- _What you are asked to do_
In the entries, find all lines that hold the word "则斜边的长为" and copy them.

○ ○ ○ ○ ○

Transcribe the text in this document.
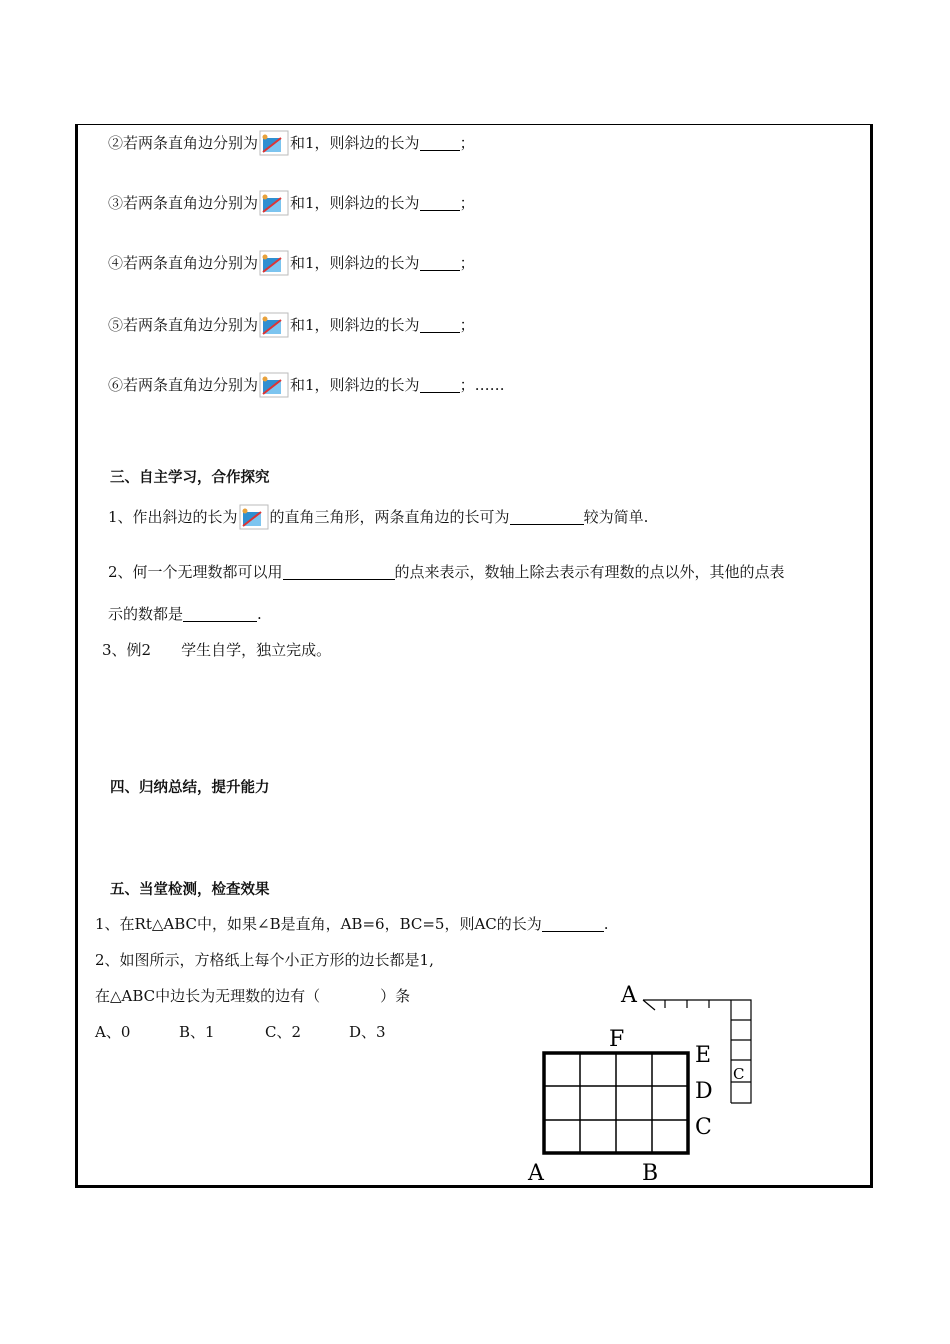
②若两条直角边分别为 和1，则斜边的长为	；
③若两条直角边分别为 和1，则斜边的长为	；
④若两条直角边分别为 和1，则斜边的长为	；
⑤若两条直角边分别为 和1，则斜边的长为	；
⑥若两条直角边分别为 和1，则斜边的长为	；……
三、自主学习，合作探究
1、作出斜边的长为 的直角三角形，两条直角边的长可为	较为简单.
2、何一个无理数都可以用	的点来表示，数轴上除去表示有理数的点以外，其他的点表
示的数都是	.
3、例2　　学生自学，独立完成。
四、归纳总结，提升能力
五、当堂检测，检查效果
1、在Rt△ABC中，如果∠B是直角，AB=6，BC=5，则AC的长为	.
2、如图所示，方格纸上每个小正方形的边长都是1,
在△ABC中边长为无理数的边有（　　　　）条
A、0	B、1	C、2	D、3
A
F
E
D
C
A	B
C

○ ○ ○ ○ ○

- _Solution_
②若两条直角边分别为 和1，则斜边的长为	；
③若两条直角边分别为 和1，则斜边的长为	；
④若两条直角边分别为 和1，则斜边的长为	；
⑤若两条直角边分别为 和1，则斜边的长为	；
⑥若两条直角边分别为 和1，则斜边的长为	；……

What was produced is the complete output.